• [Work to do]
Take the entries below and print all of them exactly, please.

<<<<

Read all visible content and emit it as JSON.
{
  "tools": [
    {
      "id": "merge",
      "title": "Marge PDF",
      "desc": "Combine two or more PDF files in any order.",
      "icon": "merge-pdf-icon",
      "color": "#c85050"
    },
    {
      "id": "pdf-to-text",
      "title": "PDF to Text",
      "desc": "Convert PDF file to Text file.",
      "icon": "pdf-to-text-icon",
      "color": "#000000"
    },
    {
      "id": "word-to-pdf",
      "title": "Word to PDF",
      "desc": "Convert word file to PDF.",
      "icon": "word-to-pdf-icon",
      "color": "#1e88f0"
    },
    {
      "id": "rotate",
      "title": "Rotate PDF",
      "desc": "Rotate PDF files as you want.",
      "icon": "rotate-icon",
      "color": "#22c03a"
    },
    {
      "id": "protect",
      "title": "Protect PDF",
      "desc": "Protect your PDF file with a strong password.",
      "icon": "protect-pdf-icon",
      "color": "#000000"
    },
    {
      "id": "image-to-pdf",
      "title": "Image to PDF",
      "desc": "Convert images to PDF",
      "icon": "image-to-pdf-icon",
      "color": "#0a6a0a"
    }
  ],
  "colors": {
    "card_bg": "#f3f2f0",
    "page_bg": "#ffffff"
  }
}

>>>>

• [Result below]
Read all visible content and emit it as JSON.
{
  "tools": [
    {
      "id": "merge",
      "title": "Marge PDF",
      "desc": "Combine two or more PDF files in any order.",
      "icon": "merge-pdf-icon",
      "color": "#c85050"
    },
    {
      "id": "pdf-to-text",
      "title": "PDF to Text",
      "desc": "Convert PDF file to Text file.",
      "icon": "pdf-to-text-icon",
      "color": "#000000"
    },
    {
      "id": "word-to-pdf",
      "title": "Word to PDF",
      "desc": "Convert word file to PDF.",
      "icon": "word-to-pdf-icon",
      "color": "#1e88f0"
    },
    {
      "id": "rotate",
      "title": "Rotate PDF",
      "desc": "Rotate PDF files as you want.",
      "icon": "rotate-icon",
      "color": "#22c03a"
    },
    {
      "id": "protect",
      "title": "Protect PDF",
      "desc": "Protect your PDF file with a strong password.",
      "icon": "protect-pdf-icon",
      "color": "#000000"
    },
    {
      "id": "image-to-pdf",
      "title": "Image to PDF",
      "desc": "Convert images to PDF",
      "icon": "image-to-pdf-icon",
      "color": "#0a6a0a"
    }
  ],
  "colors": {
    "card_bg": "#f3f2f0",
    "page_bg": "#ffffff"
  }
}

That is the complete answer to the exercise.